Chart and figure data:
......
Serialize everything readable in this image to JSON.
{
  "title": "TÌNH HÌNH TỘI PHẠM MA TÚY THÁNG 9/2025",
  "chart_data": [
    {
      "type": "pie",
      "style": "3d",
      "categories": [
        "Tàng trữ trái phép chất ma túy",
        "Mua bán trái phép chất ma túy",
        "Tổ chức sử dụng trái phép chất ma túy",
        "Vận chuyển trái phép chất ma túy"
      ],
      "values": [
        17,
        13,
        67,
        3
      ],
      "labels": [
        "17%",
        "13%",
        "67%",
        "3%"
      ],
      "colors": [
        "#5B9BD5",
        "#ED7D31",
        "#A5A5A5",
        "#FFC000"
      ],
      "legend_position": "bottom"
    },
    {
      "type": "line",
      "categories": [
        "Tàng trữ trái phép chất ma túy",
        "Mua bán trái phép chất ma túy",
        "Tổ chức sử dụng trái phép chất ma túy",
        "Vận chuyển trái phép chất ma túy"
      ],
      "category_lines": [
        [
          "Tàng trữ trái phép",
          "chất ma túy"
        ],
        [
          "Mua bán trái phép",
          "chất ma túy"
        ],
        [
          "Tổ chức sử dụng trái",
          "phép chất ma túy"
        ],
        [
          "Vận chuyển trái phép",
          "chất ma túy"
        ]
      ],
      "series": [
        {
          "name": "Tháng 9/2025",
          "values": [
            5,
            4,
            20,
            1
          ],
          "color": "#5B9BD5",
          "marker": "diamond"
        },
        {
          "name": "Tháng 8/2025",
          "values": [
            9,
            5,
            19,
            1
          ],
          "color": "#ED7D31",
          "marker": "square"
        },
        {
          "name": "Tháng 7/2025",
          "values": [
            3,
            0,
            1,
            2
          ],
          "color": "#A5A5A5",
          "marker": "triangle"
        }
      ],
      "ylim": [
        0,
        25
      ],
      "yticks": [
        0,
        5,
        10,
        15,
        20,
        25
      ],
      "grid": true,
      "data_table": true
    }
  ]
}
......
Reproduce the listing above verbatim, from first line to last.

Serialize everything readable in this image to JSON.
{
  "title": "TÌNH HÌNH TỘI PHẠM MA TÚY THÁNG 9/2025",
  "chart_data": [
    {
      "type": "pie",
      "style": "3d",
      "categories": [
        "Tàng trữ trái phép chất ma túy",
        "Mua bán trái phép chất ma túy",
        "Tổ chức sử dụng trái phép chất ma túy",
        "Vận chuyển trái phép chất ma túy"
      ],
      "values": [
        17,
        13,
        67,
        3
      ],
      "labels": [
        "17%",
        "13%",
        "67%",
        "3%"
      ],
      "colors": [
        "#5B9BD5",
        "#ED7D31",
        "#A5A5A5",
        "#FFC000"
      ],
      "legend_position": "bottom"
    },
    {
      "type": "line",
      "categories": [
        "Tàng trữ trái phép chất ma túy",
        "Mua bán trái phép chất ma túy",
        "Tổ chức sử dụng trái phép chất ma túy",
        "Vận chuyển trái phép chất ma túy"
      ],
      "category_lines": [
        [
          "Tàng trữ trái phép",
          "chất ma túy"
        ],
        [
          "Mua bán trái phép",
          "chất ma túy"
        ],
        [
          "Tổ chức sử dụng trái",
          "phép chất ma túy"
        ],
        [
          "Vận chuyển trái phép",
          "chất ma túy"
        ]
      ],
      "series": [
        {
          "name": "Tháng 9/2025",
          "values": [
            5,
            4,
            20,
            1
          ],
          "color": "#5B9BD5",
          "marker": "diamond"
        },
        {
          "name": "Tháng 8/2025",
          "values": [
            9,
            5,
            19,
            1
          ],
          "color": "#ED7D31",
          "marker": "square"
        },
        {
          "name": "Tháng 7/2025",
          "values": [
            3,
            0,
            1,
            2
          ],
          "color": "#A5A5A5",
          "marker": "triangle"
        }
      ],
      "ylim": [
        0,
        25
      ],
      "yticks": [
        0,
        5,
        10,
        15,
        20,
        25
      ],
      "grid": true,
      "data_table": true
    }
  ]
}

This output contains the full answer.